▸ THE DATA:

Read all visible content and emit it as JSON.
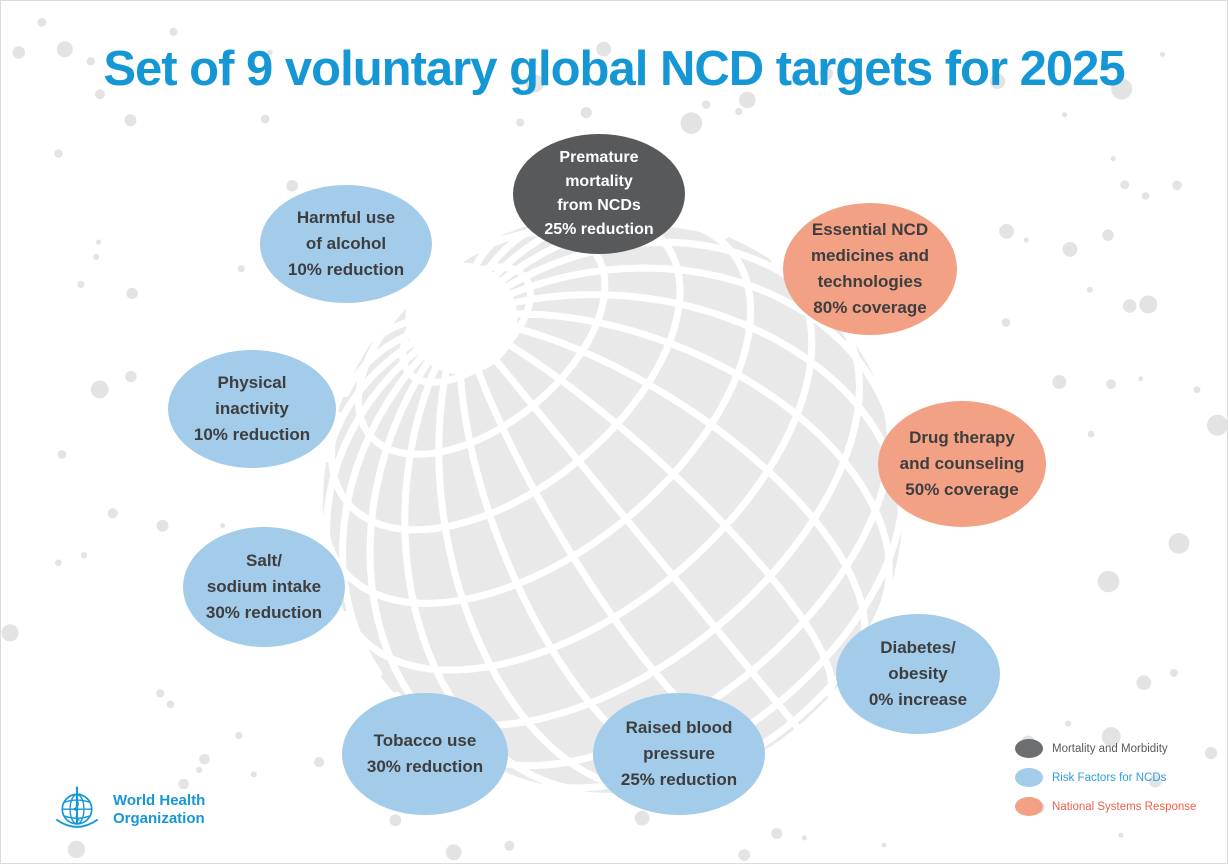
{
  "title": "Set of 9 voluntary global NCD targets for 2025",
  "colors": {
    "title_blue": "#1697d5",
    "mortality_fill": "#58595b",
    "risk_fill": "#a3cbea",
    "national_fill": "#f2a184",
    "bubble_text_dark": "#3e3e3f",
    "bubble_text_light": "#ffffff",
    "legend_mortality_fill": "#6d6e70",
    "legend_mortality_text": "#58595b",
    "legend_risk_text": "#2d9fd8",
    "legend_national_text": "#ee5f49",
    "globe_gray": "#e9e9ea",
    "dot_gray": "#e3e3e4"
  },
  "bubbles": [
    {
      "id": "premature-mortality-from-ncds",
      "category": "Mortality and Morbidity",
      "text": "Premature\nmortality\nfrom NCDs\n25% reduction"
    },
    {
      "id": "harmful-use-of-alcohol",
      "category": "Risk Factors for NCDs",
      "text": "Harmful use\nof alcohol\n10% reduction"
    },
    {
      "id": "physical-inactivity",
      "category": "Risk Factors for NCDs",
      "text": "Physical\ninactivity\n10% reduction"
    },
    {
      "id": "salt-sodium-intake",
      "category": "Risk Factors for NCDs",
      "text": "Salt/\nsodium intake\n30% reduction"
    },
    {
      "id": "tobacco-use",
      "category": "Risk Factors for NCDs",
      "text": "Tobacco use\n30% reduction"
    },
    {
      "id": "raised-blood-pressure",
      "category": "Risk Factors for NCDs",
      "text": "Raised blood\npressure\n25% reduction"
    },
    {
      "id": "diabetes-obesity",
      "category": "Risk Factors for NCDs",
      "text": "Diabetes/\nobesity\n0% increase"
    },
    {
      "id": "drug-therapy-and-counseling",
      "category": "National Systems Response",
      "text": "Drug therapy\nand counseling\n50% coverage"
    },
    {
      "id": "essential-ncd-medicines",
      "category": "National Systems Response",
      "text": "Essential NCD\nmedicines and\ntechnologies\n80% coverage"
    }
  ],
  "legend": {
    "items": [
      {
        "label": "Mortality and Morbidity"
      },
      {
        "label": "Risk Factors for NCDs"
      },
      {
        "label": "National Systems Response"
      }
    ]
  },
  "footer": {
    "org_name": "World Health\nOrganization"
  }
}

▸ THE REQUEST: Repeat each record exactly, with the pictures left out.

▸ CORRECT ANSWER:
Read all visible content and emit it as JSON.
{
  "title": "Set of 9 voluntary global NCD targets for 2025",
  "colors": {
    "title_blue": "#1697d5",
    "mortality_fill": "#58595b",
    "risk_fill": "#a3cbea",
    "national_fill": "#f2a184",
    "bubble_text_dark": "#3e3e3f",
    "bubble_text_light": "#ffffff",
    "legend_mortality_fill": "#6d6e70",
    "legend_mortality_text": "#58595b",
    "legend_risk_text": "#2d9fd8",
    "legend_national_text": "#ee5f49",
    "globe_gray": "#e9e9ea",
    "dot_gray": "#e3e3e4"
  },
  "bubbles": [
    {
      "id": "premature-mortality-from-ncds",
      "category": "Mortality and Morbidity",
      "text": "Premature\nmortality\nfrom NCDs\n25% reduction"
    },
    {
      "id": "harmful-use-of-alcohol",
      "category": "Risk Factors for NCDs",
      "text": "Harmful use\nof alcohol\n10% reduction"
    },
    {
      "id": "physical-inactivity",
      "category": "Risk Factors for NCDs",
      "text": "Physical\ninactivity\n10% reduction"
    },
    {
      "id": "salt-sodium-intake",
      "category": "Risk Factors for NCDs",
      "text": "Salt/\nsodium intake\n30% reduction"
    },
    {
      "id": "tobacco-use",
      "category": "Risk Factors for NCDs",
      "text": "Tobacco use\n30% reduction"
    },
    {
      "id": "raised-blood-pressure",
      "category": "Risk Factors for NCDs",
      "text": "Raised blood\npressure\n25% reduction"
    },
    {
      "id": "diabetes-obesity",
      "category": "Risk Factors for NCDs",
      "text": "Diabetes/\nobesity\n0% increase"
    },
    {
      "id": "drug-therapy-and-counseling",
      "category": "National Systems Response",
      "text": "Drug therapy\nand counseling\n50% coverage"
    },
    {
      "id": "essential-ncd-medicines",
      "category": "National Systems Response",
      "text": "Essential NCD\nmedicines and\ntechnologies\n80% coverage"
    }
  ],
  "legend": {
    "items": [
      {
        "label": "Mortality and Morbidity"
      },
      {
        "label": "Risk Factors for NCDs"
      },
      {
        "label": "National Systems Response"
      }
    ]
  },
  "footer": {
    "org_name": "World Health\nOrganization"
  }
}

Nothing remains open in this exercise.